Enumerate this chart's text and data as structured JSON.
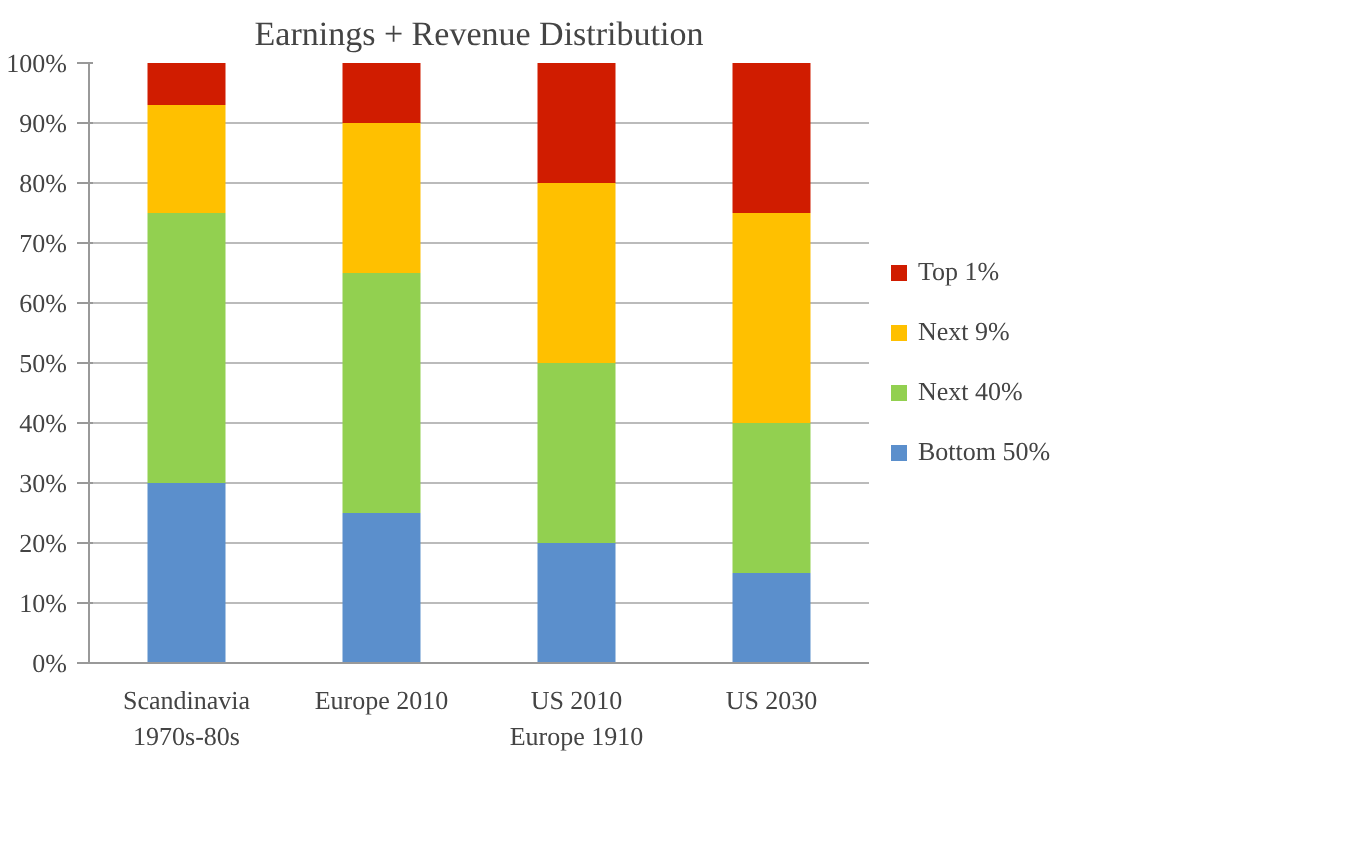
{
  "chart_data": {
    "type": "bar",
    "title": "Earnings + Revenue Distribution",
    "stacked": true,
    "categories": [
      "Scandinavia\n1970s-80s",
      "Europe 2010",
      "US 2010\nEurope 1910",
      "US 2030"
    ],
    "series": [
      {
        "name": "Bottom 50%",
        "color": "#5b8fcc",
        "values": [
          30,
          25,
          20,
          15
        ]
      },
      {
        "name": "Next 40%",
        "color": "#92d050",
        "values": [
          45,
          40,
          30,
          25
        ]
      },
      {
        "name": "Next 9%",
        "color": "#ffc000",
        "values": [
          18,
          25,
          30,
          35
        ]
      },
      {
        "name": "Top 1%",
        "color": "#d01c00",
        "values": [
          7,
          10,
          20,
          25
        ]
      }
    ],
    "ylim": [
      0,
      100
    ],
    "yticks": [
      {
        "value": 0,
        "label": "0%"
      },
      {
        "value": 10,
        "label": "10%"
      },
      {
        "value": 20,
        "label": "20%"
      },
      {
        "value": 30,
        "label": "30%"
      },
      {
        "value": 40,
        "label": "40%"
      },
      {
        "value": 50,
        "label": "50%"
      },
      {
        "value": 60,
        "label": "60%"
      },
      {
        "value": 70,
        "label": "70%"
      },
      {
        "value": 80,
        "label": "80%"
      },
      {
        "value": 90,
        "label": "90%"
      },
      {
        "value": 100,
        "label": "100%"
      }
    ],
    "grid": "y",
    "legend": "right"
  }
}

────────────────

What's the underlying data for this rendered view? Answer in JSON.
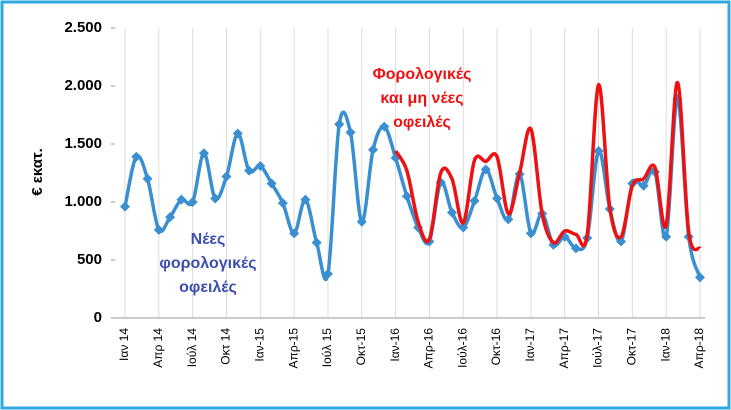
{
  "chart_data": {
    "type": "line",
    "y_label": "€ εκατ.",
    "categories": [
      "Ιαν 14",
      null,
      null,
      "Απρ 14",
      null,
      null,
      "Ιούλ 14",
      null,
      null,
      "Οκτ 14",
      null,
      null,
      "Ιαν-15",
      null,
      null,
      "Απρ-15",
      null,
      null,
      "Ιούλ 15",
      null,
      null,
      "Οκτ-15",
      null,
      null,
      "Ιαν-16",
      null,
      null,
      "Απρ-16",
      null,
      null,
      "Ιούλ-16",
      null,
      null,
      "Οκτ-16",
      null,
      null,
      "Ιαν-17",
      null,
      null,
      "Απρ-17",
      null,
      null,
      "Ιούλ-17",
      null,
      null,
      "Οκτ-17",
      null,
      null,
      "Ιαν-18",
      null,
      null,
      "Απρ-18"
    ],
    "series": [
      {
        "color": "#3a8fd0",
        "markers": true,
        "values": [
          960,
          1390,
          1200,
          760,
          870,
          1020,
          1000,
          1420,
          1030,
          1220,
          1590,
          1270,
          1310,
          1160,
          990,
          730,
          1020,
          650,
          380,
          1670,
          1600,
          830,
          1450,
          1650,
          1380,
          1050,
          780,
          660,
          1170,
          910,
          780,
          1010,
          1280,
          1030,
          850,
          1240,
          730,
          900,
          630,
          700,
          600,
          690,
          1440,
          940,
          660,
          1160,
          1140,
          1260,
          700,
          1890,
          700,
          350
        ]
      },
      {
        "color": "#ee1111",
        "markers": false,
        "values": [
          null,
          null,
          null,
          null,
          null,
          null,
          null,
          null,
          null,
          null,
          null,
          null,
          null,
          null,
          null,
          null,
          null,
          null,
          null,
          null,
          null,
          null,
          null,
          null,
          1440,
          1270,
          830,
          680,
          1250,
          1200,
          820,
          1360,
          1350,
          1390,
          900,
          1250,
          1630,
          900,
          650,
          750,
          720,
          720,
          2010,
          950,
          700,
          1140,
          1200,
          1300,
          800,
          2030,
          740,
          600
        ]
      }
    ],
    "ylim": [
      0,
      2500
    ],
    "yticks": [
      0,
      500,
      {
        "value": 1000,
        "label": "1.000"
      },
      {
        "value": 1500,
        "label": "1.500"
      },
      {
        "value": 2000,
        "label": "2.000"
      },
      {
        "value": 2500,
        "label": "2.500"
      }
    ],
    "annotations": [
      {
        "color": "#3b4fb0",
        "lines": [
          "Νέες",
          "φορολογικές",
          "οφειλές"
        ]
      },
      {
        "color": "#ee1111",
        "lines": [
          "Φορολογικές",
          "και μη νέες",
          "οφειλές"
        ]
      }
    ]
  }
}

────────────────

Copy each line of the preceding data that contains the string "name".

COMPLETE ANSWER:
        "name": "Bottom 50%",
        "name": "Next 40%",
        "name": "Next 9%",
        "name": "Top 1%",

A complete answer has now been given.